Task statement ▸
Every record below should be printed exactly as given.

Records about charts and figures
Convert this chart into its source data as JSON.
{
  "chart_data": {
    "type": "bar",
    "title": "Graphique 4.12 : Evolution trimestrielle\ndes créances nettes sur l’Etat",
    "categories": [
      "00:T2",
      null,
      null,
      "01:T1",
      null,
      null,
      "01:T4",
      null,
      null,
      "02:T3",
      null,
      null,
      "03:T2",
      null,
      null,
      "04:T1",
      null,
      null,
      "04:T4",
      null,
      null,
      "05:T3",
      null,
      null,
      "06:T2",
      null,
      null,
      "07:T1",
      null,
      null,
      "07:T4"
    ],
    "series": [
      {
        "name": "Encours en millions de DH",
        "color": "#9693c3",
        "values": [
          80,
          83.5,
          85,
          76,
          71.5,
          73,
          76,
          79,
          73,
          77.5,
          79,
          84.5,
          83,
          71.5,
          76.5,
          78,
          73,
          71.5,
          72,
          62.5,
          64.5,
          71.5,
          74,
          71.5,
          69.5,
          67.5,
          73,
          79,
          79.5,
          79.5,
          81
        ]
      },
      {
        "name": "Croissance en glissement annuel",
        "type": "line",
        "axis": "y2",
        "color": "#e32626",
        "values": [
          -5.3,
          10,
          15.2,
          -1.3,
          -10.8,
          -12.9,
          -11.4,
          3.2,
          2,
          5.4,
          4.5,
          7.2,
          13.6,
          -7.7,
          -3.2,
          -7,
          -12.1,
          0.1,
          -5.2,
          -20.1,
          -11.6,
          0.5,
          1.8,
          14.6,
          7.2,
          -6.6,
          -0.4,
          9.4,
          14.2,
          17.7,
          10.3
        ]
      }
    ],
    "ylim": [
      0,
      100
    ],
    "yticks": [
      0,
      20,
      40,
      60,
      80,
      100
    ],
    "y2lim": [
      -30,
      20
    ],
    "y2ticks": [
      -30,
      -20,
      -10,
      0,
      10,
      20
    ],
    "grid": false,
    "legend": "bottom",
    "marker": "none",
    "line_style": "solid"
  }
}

Exercise output ▸
Convert this chart into its source data as JSON.
{
  "chart_data": {
    "type": "bar",
    "title": "Graphique 4.12 : Evolution trimestrielle\ndes créances nettes sur l’Etat",
    "categories": [
      "00:T2",
      null,
      null,
      "01:T1",
      null,
      null,
      "01:T4",
      null,
      null,
      "02:T3",
      null,
      null,
      "03:T2",
      null,
      null,
      "04:T1",
      null,
      null,
      "04:T4",
      null,
      null,
      "05:T3",
      null,
      null,
      "06:T2",
      null,
      null,
      "07:T1",
      null,
      null,
      "07:T4"
    ],
    "series": [
      {
        "name": "Encours en millions de DH",
        "color": "#9693c3",
        "values": [
          80,
          83.5,
          85,
          76,
          71.5,
          73,
          76,
          79,
          73,
          77.5,
          79,
          84.5,
          83,
          71.5,
          76.5,
          78,
          73,
          71.5,
          72,
          62.5,
          64.5,
          71.5,
          74,
          71.5,
          69.5,
          67.5,
          73,
          79,
          79.5,
          79.5,
          81
        ]
      },
      {
        "name": "Croissance en glissement annuel",
        "type": "line",
        "axis": "y2",
        "color": "#e32626",
        "values": [
          -5.3,
          10,
          15.2,
          -1.3,
          -10.8,
          -12.9,
          -11.4,
          3.2,
          2,
          5.4,
          4.5,
          7.2,
          13.6,
          -7.7,
          -3.2,
          -7,
          -12.1,
          0.1,
          -5.2,
          -20.1,
          -11.6,
          0.5,
          1.8,
          14.6,
          7.2,
          -6.6,
          -0.4,
          9.4,
          14.2,
          17.7,
          10.3
        ]
      }
    ],
    "ylim": [
      0,
      100
    ],
    "yticks": [
      0,
      20,
      40,
      60,
      80,
      100
    ],
    "y2lim": [
      -30,
      20
    ],
    "y2ticks": [
      -30,
      -20,
      -10,
      0,
      10,
      20
    ],
    "grid": false,
    "legend": "bottom",
    "marker": "none",
    "line_style": "solid"
  }
}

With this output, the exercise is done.